[The input start]

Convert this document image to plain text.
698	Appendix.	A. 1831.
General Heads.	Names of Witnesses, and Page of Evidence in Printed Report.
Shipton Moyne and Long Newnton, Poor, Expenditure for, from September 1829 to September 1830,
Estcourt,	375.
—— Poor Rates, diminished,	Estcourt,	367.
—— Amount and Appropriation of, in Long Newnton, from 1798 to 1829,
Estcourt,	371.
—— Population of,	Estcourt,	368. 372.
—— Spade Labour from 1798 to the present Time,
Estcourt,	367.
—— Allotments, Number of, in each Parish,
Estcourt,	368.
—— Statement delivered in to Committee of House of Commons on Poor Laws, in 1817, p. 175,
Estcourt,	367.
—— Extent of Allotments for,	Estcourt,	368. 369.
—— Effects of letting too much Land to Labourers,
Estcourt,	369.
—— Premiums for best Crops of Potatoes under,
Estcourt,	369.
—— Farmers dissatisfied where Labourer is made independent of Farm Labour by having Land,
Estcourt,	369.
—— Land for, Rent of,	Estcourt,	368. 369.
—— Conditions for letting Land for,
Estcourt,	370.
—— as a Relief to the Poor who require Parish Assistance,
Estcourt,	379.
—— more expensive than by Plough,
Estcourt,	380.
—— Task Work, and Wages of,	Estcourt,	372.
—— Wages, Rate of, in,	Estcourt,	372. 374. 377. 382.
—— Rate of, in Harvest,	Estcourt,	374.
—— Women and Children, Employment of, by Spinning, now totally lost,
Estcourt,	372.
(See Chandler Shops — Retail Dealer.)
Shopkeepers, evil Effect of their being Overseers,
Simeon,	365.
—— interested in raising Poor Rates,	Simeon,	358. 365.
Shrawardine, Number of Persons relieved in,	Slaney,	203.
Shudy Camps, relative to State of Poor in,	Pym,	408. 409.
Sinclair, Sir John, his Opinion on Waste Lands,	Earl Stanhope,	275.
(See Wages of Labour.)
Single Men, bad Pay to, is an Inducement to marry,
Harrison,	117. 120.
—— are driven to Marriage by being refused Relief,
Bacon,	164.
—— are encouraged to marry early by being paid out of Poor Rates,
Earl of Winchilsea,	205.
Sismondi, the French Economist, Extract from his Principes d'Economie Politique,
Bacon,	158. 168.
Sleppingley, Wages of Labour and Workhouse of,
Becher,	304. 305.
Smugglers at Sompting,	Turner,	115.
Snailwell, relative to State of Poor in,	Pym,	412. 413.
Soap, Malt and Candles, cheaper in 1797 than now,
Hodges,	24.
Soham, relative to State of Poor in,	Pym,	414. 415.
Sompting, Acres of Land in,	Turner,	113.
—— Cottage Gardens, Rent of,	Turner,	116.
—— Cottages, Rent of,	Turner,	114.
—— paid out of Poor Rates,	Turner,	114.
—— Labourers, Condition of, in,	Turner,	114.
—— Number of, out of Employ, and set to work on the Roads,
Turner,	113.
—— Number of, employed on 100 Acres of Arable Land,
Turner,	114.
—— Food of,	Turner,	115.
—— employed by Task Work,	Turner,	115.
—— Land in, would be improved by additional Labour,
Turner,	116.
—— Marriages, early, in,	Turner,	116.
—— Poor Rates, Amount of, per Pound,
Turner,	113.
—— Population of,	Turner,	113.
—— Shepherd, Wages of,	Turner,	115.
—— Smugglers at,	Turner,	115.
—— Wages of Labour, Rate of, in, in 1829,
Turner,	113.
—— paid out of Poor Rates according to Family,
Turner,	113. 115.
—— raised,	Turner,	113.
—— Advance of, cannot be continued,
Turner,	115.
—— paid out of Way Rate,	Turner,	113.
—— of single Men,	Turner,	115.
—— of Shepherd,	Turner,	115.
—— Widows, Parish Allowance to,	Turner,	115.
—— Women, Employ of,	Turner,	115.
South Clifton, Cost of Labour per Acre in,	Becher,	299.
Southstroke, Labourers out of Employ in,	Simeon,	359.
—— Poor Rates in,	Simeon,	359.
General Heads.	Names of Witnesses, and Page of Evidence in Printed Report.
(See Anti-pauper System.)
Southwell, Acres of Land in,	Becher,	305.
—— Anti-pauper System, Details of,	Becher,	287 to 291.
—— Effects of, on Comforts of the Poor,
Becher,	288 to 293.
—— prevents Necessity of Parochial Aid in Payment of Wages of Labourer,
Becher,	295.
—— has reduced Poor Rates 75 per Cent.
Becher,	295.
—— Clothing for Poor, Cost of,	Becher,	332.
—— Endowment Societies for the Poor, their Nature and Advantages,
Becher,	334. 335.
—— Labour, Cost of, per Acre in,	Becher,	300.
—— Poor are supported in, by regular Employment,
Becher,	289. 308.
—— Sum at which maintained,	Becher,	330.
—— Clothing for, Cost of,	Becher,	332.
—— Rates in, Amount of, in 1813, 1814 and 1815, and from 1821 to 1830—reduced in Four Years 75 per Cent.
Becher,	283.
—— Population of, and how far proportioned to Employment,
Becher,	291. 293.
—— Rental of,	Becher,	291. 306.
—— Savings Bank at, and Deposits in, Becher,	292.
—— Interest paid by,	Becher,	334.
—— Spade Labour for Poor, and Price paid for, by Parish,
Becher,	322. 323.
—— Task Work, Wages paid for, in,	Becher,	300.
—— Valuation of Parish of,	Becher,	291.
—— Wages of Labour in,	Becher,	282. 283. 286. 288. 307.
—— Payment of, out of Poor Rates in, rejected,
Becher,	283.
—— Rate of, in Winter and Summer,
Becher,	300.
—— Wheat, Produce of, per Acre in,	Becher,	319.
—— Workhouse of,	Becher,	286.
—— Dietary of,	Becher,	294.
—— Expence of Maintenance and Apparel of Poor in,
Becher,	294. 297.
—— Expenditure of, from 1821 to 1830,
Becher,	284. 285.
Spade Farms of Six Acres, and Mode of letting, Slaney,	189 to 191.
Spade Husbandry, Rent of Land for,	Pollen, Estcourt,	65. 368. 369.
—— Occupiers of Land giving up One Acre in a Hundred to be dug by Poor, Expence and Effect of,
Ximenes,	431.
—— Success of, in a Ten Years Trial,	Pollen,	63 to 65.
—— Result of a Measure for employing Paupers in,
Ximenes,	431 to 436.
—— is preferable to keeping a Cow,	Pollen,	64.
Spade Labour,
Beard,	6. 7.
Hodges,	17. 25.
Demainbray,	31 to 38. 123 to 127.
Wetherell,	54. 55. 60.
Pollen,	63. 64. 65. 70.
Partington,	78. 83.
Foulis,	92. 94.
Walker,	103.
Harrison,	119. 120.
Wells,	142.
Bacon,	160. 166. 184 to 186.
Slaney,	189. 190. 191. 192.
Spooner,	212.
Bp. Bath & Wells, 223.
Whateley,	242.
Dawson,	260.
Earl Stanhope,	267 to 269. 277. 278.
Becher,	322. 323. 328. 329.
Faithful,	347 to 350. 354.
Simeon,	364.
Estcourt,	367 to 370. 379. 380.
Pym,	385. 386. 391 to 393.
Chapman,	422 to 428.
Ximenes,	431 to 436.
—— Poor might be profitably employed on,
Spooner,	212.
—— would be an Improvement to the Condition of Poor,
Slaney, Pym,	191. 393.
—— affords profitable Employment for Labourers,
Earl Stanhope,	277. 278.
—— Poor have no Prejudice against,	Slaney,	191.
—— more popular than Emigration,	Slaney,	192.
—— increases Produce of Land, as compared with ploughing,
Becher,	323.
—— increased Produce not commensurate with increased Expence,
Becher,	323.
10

[The input end]

* _Directions for this task_: Out of the material above, select every line that holds the string "Effects".

* _Answer to the task_:
—— Effects of letting too much Land to Labourers,
—— Effects of, on Comforts of the Poor,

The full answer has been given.